● **Work to do**
Go through each line of the records below and count those with the word "ylabel"; give only the total.
/---
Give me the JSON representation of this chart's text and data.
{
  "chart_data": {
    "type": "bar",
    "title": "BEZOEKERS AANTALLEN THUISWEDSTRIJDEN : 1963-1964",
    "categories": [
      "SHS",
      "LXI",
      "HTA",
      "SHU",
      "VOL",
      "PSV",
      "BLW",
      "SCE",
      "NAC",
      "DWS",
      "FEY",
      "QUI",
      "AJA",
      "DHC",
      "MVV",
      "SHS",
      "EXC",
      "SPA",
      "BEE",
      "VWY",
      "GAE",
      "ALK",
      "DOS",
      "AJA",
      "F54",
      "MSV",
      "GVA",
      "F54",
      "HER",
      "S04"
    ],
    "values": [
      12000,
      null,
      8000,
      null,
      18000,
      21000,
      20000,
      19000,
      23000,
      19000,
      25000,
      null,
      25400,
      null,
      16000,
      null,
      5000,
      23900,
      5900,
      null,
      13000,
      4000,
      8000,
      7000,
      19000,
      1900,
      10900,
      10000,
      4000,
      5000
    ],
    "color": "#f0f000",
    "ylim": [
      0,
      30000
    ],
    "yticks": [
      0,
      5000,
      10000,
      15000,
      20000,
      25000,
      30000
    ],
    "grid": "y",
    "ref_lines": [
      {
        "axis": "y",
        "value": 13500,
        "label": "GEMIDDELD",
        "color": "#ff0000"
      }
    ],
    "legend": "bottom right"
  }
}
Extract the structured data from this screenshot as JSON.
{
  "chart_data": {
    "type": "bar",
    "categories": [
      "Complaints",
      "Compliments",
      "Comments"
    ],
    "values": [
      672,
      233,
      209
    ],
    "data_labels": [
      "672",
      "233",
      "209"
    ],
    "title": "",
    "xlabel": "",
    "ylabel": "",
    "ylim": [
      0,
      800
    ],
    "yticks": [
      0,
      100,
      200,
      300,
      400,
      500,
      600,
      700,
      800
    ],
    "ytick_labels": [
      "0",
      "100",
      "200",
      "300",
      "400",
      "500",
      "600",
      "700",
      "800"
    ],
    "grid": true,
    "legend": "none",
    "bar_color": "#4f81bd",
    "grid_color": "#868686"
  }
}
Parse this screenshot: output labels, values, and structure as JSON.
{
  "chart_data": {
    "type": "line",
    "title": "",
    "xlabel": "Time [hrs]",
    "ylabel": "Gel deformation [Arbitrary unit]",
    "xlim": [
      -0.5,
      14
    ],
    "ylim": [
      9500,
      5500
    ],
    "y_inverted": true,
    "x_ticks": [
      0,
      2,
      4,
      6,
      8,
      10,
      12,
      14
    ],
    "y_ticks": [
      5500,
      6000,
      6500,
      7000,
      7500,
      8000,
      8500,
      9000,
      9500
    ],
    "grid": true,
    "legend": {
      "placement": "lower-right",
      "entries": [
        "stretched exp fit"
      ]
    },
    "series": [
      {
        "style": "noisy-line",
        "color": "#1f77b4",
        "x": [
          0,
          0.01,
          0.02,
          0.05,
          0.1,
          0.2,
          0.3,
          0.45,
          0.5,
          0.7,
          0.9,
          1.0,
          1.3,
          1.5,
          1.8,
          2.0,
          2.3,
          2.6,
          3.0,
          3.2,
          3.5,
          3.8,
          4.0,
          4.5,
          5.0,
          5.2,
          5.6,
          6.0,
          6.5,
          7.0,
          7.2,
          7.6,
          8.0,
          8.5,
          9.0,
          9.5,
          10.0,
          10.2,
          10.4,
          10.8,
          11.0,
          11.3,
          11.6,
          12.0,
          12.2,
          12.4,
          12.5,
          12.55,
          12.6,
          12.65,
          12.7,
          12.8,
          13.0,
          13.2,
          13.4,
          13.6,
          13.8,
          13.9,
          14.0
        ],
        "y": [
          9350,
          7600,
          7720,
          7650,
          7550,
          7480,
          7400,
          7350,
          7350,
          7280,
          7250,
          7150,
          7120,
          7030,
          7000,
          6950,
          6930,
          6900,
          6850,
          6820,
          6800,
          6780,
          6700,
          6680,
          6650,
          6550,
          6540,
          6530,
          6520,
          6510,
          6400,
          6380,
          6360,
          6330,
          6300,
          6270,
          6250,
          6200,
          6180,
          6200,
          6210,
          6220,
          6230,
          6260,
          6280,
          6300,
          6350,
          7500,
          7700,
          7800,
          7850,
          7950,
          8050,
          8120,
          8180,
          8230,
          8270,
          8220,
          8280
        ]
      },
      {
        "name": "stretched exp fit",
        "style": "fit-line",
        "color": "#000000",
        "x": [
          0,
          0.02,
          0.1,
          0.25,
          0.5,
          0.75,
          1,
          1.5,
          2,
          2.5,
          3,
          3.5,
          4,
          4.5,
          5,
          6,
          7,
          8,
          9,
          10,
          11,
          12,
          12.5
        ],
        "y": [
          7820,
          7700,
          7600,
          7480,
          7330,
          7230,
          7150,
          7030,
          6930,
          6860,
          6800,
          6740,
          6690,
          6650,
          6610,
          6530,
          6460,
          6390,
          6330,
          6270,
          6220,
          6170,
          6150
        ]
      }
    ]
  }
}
\---
● **Finished answer**
2